DIRECTIONS:
Write the items as a numbered list, starting with the line that contains "speed-label: 4G [178, 311, 193, 325]" and going on through the line that contains "summary-card: 资源 294.5kB", with blank lines left out.

--- --- ---

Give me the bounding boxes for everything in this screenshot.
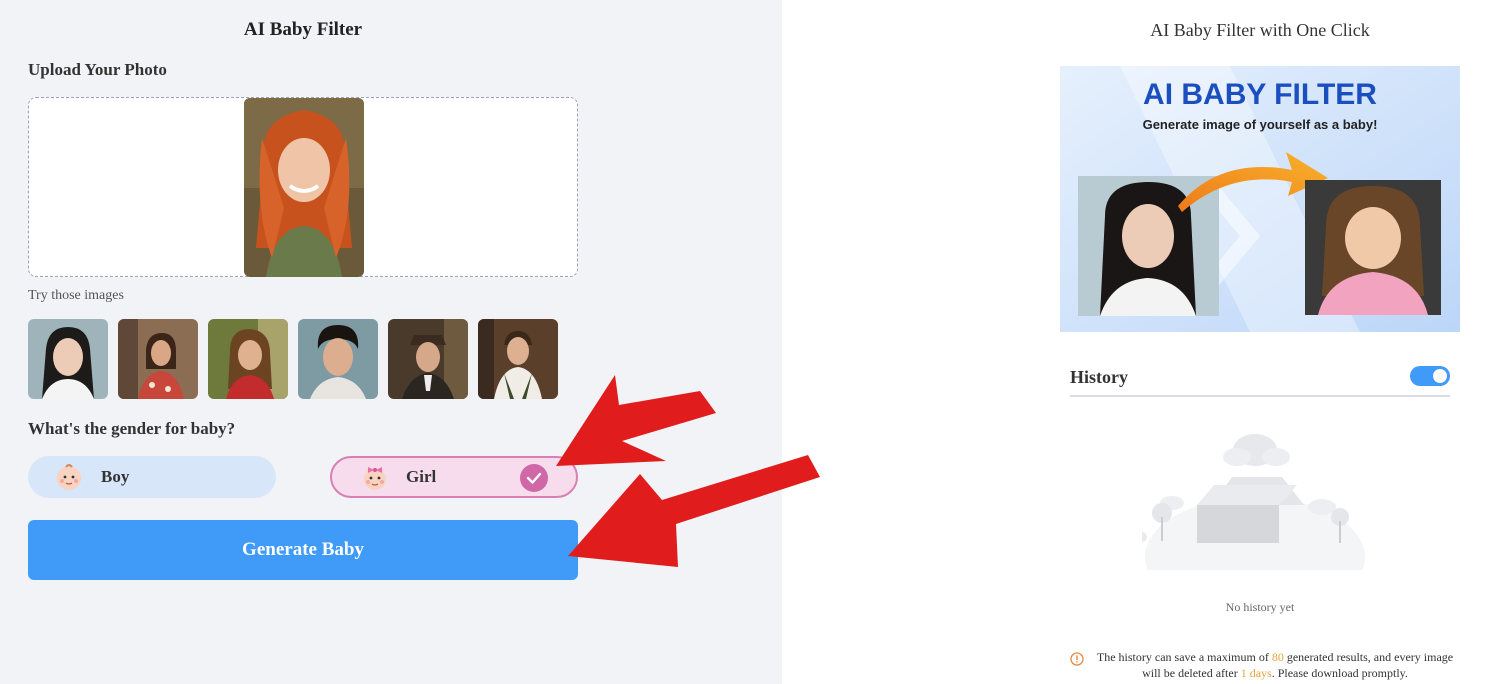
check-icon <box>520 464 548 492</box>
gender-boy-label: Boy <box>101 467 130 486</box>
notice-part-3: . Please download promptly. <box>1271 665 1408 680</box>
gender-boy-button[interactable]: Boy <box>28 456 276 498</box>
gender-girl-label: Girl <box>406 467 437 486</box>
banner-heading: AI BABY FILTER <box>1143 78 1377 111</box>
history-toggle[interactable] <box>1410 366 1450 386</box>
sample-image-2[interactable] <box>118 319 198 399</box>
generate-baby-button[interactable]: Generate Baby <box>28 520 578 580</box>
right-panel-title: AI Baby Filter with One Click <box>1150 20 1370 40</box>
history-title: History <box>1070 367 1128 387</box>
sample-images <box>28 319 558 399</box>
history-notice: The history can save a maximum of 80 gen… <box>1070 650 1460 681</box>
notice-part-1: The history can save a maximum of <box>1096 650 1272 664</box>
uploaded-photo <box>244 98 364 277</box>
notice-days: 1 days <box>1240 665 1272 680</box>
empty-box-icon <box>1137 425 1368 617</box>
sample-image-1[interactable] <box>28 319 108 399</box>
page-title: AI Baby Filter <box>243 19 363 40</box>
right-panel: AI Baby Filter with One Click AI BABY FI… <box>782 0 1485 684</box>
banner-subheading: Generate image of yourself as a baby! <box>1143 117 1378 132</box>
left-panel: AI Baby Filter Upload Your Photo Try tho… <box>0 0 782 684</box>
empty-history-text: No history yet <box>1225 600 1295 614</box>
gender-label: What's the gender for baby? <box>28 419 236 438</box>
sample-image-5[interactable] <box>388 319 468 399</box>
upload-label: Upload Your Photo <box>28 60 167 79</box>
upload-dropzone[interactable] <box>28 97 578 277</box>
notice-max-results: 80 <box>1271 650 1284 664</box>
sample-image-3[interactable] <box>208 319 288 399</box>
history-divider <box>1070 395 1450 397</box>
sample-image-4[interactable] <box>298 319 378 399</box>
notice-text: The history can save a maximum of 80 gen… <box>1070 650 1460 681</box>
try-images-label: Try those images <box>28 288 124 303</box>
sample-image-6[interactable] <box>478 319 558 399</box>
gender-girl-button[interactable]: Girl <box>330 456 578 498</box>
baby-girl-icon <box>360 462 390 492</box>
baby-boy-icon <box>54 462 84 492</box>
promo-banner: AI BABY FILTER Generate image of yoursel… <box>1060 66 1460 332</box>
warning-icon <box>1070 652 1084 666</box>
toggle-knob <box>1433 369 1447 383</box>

--- --- ---

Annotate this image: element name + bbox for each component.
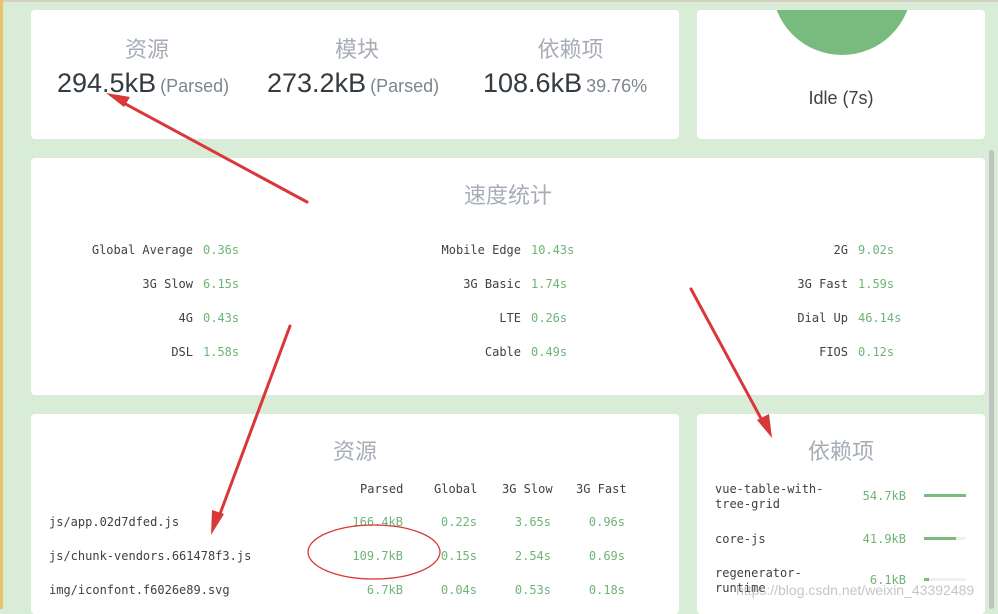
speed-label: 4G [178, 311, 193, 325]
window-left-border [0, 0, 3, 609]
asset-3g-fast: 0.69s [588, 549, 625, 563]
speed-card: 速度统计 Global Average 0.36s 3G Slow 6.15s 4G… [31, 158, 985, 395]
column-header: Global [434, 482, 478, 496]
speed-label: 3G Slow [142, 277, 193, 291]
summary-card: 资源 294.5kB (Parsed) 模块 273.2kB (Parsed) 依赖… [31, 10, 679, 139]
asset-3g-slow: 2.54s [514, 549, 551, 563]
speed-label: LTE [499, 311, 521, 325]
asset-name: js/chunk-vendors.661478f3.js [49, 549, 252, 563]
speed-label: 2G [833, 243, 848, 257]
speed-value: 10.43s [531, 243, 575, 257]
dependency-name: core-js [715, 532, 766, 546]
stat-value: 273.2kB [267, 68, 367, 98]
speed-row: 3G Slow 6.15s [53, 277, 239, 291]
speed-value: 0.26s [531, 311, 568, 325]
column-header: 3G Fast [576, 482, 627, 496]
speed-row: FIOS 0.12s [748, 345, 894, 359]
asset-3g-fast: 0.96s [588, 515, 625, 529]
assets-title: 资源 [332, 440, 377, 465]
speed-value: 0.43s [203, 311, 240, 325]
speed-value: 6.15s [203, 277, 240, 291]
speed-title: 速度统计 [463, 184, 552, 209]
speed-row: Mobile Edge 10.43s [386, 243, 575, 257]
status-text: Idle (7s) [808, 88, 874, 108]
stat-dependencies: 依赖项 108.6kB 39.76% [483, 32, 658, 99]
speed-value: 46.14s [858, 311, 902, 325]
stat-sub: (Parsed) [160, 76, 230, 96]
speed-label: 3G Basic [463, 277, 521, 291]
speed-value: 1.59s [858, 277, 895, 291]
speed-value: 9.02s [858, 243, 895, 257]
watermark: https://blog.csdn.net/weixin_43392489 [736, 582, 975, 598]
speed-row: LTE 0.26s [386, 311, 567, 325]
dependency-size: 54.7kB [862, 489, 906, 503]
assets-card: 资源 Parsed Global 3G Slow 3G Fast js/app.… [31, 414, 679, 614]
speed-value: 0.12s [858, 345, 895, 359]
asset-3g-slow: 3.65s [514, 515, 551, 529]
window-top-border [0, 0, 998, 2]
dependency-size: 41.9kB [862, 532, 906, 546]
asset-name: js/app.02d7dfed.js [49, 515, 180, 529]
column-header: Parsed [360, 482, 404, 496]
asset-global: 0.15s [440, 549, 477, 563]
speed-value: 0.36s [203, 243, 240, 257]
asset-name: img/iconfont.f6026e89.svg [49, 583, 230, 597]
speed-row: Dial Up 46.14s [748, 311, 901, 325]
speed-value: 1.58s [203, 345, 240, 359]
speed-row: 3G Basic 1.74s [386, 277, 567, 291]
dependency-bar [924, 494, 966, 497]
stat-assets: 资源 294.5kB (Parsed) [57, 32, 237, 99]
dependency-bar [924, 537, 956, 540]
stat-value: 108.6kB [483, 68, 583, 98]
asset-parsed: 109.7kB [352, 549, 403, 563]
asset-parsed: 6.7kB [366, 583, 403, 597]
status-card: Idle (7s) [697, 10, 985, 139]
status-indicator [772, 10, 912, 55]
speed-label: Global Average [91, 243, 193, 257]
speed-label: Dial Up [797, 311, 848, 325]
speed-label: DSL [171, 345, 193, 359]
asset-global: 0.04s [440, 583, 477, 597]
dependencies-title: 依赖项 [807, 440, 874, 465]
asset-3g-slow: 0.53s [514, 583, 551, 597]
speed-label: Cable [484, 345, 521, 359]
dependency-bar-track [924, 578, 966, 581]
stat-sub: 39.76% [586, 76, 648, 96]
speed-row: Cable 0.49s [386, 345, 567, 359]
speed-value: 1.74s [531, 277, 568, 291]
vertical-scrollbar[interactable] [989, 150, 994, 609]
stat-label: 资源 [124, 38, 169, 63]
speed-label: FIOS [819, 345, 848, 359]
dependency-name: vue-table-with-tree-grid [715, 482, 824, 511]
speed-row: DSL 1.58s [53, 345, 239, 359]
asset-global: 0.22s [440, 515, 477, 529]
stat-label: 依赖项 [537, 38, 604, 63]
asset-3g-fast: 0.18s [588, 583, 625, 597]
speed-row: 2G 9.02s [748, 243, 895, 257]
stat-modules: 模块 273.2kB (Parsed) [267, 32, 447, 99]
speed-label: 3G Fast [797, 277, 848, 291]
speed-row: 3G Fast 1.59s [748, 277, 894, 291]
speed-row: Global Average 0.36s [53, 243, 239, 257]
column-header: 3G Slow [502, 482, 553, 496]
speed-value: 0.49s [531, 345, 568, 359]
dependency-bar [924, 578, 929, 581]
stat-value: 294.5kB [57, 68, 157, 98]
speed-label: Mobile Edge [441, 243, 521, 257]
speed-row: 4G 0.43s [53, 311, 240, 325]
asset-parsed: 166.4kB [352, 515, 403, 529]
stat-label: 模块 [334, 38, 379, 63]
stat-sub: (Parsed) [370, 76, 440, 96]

--- --- ---

EXERCISE SOLUTION:
1. speed-label: 4G [178, 311, 193, 325]
2. window-left-border [0, 0, 3, 609]
3. asset-3g-fast: 0.69s [588, 549, 625, 563]
4. speed-card: 速度统计 Global Average 0.36s 3G Slow 6.15s 4G… [31, 158, 985, 395]
5. column-header: Global [434, 482, 478, 496]
6. speed-label: 3G Slow [142, 277, 193, 291]
7. summary-card: 资源 294.5kB (Parsed) 模块 273.2kB (Parsed) 依赖… [31, 10, 679, 139]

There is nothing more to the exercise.